═══ Provided data ═══

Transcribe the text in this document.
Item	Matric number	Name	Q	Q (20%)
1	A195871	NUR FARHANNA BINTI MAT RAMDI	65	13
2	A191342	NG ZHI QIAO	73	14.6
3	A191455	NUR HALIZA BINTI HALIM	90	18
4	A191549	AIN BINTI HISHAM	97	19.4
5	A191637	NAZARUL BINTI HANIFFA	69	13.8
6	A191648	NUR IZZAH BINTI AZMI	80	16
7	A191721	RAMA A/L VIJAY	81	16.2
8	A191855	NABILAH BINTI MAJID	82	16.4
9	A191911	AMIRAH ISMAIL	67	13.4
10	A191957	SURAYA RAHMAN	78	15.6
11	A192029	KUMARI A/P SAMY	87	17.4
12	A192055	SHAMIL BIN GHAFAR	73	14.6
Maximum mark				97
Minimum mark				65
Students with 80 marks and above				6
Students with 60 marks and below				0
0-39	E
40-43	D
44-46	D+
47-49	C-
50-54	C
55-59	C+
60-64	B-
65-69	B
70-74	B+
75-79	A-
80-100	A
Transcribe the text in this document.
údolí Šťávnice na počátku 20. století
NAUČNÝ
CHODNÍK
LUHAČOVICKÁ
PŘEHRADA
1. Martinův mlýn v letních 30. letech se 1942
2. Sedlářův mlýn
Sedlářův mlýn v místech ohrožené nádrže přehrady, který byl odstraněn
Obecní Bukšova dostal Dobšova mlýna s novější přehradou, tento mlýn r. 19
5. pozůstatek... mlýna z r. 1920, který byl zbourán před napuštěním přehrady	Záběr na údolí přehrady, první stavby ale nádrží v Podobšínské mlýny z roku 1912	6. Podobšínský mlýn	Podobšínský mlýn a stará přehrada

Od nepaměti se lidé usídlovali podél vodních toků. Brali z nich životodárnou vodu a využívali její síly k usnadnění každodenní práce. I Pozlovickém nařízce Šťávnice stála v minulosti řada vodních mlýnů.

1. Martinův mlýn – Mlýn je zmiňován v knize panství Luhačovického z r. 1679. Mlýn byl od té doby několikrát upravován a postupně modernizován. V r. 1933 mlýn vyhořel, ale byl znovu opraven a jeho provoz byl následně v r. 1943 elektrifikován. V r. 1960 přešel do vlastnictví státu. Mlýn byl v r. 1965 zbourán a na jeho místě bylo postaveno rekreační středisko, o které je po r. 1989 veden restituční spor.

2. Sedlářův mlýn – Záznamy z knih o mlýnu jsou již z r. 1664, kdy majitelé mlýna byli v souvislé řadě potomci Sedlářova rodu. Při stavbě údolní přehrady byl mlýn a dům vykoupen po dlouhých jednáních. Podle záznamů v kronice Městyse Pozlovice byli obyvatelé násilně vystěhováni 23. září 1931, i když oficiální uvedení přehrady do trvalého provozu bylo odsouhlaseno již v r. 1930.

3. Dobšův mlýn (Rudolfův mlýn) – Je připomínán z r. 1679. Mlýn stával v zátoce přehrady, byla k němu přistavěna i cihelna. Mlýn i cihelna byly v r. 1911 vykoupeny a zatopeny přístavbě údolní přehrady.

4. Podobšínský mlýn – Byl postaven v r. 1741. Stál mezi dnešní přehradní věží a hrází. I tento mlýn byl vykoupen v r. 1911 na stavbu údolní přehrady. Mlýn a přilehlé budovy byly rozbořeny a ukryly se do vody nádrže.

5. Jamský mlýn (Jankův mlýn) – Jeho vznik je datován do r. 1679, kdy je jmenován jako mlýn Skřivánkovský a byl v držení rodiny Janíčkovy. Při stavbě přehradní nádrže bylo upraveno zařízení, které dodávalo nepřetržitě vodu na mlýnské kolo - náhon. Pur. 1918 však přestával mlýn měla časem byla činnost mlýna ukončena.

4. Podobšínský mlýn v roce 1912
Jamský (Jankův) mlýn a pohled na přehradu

═══

Exercise: Reproduce the entire listing word for word.

Solved exercise:
Transcribe the text in this document.
Item	Matric number	Name	Q	Q (20%)
1	A195871	NUR FARHANNA BINTI MAT RAMDI	65	13
2	A191342	NG ZHI QIAO	73	14.6
3	A191455	NUR HALIZA BINTI HALIM	90	18
4	A191549	AIN BINTI HISHAM	97	19.4
5	A191637	NAZARUL BINTI HANIFFA	69	13.8
6	A191648	NUR IZZAH BINTI AZMI	80	16
7	A191721	RAMA A/L VIJAY	81	16.2
8	A191855	NABILAH BINTI MAJID	82	16.4
9	A191911	AMIRAH ISMAIL	67	13.4
10	A191957	SURAYA RAHMAN	78	15.6
11	A192029	KUMARI A/P SAMY	87	17.4
12	A192055	SHAMIL BIN GHAFAR	73	14.6
Maximum mark				97
Minimum mark				65
Students with 80 marks and above				6
Students with 60 marks and below				0
0-39	E
40-43	D
44-46	D+
47-49	C-
50-54	C
55-59	C+
60-64	B-
65-69	B
70-74	B+
75-79	A-
80-100	A
Transcribe the text in this document.
údolí Šťávnice na počátku 20. století
NAUČNÝ
CHODNÍK
LUHAČOVICKÁ
PŘEHRADA
1. Martinův mlýn v letních 30. letech se 1942
2. Sedlářův mlýn
Sedlářův mlýn v místech ohrožené nádrže přehrady, který byl odstraněn
Obecní Bukšova dostal Dobšova mlýna s novější přehradou, tento mlýn r. 19
5. pozůstatek... mlýna z r. 1920, který byl zbourán před napuštěním přehrady	Záběr na údolí přehrady, první stavby ale nádrží v Podobšínské mlýny z roku 1912	6. Podobšínský mlýn	Podobšínský mlýn a stará přehrada

Od nepaměti se lidé usídlovali podél vodních toků. Brali z nich životodárnou vodu a využívali její síly k usnadnění každodenní práce. I Pozlovickém nařízce Šťávnice stála v minulosti řada vodních mlýnů.

1. Martinův mlýn – Mlýn je zmiňován v knize panství Luhačovického z r. 1679. Mlýn byl od té doby několikrát upravován a postupně modernizován. V r. 1933 mlýn vyhořel, ale byl znovu opraven a jeho provoz byl následně v r. 1943 elektrifikován. V r. 1960 přešel do vlastnictví státu. Mlýn byl v r. 1965 zbourán a na jeho místě bylo postaveno rekreační středisko, o které je po r. 1989 veden restituční spor.

2. Sedlářův mlýn – Záznamy z knih o mlýnu jsou již z r. 1664, kdy majitelé mlýna byli v souvislé řadě potomci Sedlářova rodu. Při stavbě údolní přehrady byl mlýn a dům vykoupen po dlouhých jednáních. Podle záznamů v kronice Městyse Pozlovice byli obyvatelé násilně vystěhováni 23. září 1931, i když oficiální uvedení přehrady do trvalého provozu bylo odsouhlaseno již v r. 1930.

3. Dobšův mlýn (Rudolfův mlýn) – Je připomínán z r. 1679. Mlýn stával v zátoce přehrady, byla k němu přistavěna i cihelna. Mlýn i cihelna byly v r. 1911 vykoupeny a zatopeny přístavbě údolní přehrady.

4. Podobšínský mlýn – Byl postaven v r. 1741. Stál mezi dnešní přehradní věží a hrází. I tento mlýn byl vykoupen v r. 1911 na stavbu údolní přehrady. Mlýn a přilehlé budovy byly rozbořeny a ukryly se do vody nádrže.

5. Jamský mlýn (Jankův mlýn) – Jeho vznik je datován do r. 1679, kdy je jmenován jako mlýn Skřivánkovský a byl v držení rodiny Janíčkovy. Při stavbě přehradní nádrže bylo upraveno zařízení, které dodávalo nepřetržitě vodu na mlýnské kolo - náhon. Pur. 1918 však přestával mlýn měla časem byla činnost mlýna ukončena.

4. Podobšínský mlýn v roce 1912
Jamský (Jankův) mlýn a pohled na přehradu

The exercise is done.